Task details -
Copy each line of the data below with the word "anti".

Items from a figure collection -
*-*-*

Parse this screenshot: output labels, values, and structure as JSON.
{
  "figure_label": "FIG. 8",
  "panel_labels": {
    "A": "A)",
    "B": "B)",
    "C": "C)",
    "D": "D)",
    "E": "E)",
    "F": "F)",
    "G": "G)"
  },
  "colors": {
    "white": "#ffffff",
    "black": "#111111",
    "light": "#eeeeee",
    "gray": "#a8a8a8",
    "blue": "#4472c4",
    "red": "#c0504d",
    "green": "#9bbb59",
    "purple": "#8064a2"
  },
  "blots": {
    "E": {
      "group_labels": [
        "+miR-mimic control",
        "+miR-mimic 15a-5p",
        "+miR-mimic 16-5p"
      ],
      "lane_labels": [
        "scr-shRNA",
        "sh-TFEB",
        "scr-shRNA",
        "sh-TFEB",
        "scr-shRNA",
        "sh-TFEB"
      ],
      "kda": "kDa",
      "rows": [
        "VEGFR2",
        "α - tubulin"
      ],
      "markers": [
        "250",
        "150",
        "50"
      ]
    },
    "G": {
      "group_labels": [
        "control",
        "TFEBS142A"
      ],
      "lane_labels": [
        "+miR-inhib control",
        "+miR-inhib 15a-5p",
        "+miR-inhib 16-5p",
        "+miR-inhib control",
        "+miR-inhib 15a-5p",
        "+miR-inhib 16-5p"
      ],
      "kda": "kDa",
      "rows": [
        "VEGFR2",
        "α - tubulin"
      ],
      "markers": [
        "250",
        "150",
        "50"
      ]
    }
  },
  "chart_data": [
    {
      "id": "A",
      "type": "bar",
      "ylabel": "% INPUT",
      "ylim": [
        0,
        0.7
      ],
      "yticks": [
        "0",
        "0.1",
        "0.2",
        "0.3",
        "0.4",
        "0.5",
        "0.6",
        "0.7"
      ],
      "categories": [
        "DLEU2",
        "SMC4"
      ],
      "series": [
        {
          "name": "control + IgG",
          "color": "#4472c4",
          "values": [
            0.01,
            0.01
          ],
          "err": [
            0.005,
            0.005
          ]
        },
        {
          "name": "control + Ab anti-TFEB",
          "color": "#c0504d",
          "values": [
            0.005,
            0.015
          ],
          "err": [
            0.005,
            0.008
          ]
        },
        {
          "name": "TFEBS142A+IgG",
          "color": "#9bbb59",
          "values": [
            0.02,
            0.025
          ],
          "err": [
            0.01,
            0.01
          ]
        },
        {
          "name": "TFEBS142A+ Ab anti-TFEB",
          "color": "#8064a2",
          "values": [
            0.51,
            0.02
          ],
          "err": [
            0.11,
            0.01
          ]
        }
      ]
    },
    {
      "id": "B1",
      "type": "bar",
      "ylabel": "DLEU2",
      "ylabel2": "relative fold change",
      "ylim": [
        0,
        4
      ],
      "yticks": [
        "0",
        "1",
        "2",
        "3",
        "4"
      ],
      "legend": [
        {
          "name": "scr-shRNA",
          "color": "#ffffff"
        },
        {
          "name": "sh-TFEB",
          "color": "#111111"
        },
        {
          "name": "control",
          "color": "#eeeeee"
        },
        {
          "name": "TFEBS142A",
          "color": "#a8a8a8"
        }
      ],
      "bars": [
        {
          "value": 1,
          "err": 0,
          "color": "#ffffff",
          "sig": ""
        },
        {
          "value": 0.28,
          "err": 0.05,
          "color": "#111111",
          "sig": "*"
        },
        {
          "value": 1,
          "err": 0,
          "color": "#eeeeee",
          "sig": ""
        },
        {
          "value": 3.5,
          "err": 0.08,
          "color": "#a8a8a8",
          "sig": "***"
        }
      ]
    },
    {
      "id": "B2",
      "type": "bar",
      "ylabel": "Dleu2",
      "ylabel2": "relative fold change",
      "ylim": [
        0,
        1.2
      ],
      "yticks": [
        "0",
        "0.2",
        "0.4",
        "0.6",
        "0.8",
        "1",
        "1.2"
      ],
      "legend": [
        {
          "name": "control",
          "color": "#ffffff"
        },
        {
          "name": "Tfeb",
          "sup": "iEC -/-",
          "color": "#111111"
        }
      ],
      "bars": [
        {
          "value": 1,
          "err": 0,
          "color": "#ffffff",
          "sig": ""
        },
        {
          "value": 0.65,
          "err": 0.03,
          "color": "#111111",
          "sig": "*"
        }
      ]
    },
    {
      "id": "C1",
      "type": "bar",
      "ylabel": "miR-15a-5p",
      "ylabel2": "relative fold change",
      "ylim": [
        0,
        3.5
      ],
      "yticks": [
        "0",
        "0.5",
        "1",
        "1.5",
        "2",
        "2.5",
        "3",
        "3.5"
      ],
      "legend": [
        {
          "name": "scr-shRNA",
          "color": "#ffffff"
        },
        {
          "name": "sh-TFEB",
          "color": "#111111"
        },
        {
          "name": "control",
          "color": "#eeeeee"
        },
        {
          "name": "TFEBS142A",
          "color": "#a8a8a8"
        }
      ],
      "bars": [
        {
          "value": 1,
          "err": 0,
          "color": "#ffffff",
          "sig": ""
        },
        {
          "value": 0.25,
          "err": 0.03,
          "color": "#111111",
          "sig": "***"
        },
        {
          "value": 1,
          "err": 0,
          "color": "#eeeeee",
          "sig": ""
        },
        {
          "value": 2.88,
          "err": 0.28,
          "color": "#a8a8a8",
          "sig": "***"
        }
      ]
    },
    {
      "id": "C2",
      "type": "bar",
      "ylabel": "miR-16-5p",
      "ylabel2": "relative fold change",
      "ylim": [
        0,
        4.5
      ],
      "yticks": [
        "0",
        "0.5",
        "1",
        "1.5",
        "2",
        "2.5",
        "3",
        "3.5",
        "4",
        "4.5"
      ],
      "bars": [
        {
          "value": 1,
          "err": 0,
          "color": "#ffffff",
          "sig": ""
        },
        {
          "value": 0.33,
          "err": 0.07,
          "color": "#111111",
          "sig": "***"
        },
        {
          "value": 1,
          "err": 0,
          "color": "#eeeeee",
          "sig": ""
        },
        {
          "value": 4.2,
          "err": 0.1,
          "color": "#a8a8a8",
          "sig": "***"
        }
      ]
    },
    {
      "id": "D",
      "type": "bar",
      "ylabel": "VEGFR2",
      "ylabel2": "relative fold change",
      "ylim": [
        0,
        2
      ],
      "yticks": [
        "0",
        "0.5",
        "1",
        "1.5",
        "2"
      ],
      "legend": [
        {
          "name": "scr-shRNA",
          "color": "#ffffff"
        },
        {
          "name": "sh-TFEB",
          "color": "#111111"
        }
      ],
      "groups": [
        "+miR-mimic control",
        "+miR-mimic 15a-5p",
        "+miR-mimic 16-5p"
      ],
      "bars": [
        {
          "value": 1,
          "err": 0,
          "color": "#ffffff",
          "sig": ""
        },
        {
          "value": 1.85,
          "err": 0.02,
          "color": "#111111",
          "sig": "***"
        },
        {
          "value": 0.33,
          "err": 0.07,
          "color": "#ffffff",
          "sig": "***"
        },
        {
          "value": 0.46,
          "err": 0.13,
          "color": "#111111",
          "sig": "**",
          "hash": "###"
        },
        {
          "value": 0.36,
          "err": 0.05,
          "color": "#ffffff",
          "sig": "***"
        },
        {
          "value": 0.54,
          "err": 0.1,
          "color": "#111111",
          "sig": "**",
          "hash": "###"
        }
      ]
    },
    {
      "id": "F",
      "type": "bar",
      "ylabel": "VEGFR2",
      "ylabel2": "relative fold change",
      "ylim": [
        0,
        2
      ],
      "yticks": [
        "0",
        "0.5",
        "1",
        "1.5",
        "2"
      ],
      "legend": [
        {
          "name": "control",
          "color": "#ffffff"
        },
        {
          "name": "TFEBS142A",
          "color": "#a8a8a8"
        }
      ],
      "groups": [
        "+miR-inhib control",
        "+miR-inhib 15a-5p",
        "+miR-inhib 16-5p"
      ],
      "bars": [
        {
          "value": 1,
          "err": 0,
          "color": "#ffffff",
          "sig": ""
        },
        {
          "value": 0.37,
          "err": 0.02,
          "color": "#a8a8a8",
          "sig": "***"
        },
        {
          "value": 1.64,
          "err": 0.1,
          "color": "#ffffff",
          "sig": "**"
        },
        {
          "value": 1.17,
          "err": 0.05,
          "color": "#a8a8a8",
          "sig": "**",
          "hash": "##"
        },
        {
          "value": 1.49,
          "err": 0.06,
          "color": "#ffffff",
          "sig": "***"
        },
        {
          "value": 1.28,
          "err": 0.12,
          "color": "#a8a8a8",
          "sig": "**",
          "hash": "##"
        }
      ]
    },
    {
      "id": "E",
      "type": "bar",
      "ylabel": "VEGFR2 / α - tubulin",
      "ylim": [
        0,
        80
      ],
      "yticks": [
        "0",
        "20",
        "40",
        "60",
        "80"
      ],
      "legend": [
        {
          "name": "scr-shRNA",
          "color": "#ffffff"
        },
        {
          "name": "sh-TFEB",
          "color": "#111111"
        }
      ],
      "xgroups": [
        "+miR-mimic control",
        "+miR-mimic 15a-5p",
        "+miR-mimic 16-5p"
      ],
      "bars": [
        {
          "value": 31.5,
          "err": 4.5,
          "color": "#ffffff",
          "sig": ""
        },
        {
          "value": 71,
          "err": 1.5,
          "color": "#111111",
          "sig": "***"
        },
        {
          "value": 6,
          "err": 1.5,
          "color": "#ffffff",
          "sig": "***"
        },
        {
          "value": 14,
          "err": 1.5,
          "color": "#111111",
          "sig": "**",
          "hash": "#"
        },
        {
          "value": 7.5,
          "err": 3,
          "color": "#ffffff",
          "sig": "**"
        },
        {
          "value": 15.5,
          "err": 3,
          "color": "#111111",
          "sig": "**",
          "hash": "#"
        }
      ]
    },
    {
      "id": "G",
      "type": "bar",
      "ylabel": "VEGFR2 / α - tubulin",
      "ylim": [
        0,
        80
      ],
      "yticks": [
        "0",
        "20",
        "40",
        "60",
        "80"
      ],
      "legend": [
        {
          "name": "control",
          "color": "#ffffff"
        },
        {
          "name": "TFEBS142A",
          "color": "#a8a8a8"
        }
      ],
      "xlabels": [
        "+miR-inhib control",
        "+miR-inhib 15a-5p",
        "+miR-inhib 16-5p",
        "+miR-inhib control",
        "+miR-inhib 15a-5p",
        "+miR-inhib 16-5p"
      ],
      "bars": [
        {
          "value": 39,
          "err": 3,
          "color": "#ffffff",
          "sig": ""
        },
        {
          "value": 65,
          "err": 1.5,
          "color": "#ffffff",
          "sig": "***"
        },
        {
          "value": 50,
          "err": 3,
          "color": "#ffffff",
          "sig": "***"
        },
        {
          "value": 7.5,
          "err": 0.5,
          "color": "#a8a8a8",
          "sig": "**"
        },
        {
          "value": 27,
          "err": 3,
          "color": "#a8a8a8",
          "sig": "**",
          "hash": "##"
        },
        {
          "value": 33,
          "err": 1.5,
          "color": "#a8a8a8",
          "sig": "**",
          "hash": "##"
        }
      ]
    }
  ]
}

*-*-*

Result -
          "name": "control + Ab anti-TFEB",
          "name": "TFEBS142A+ Ab anti-TFEB",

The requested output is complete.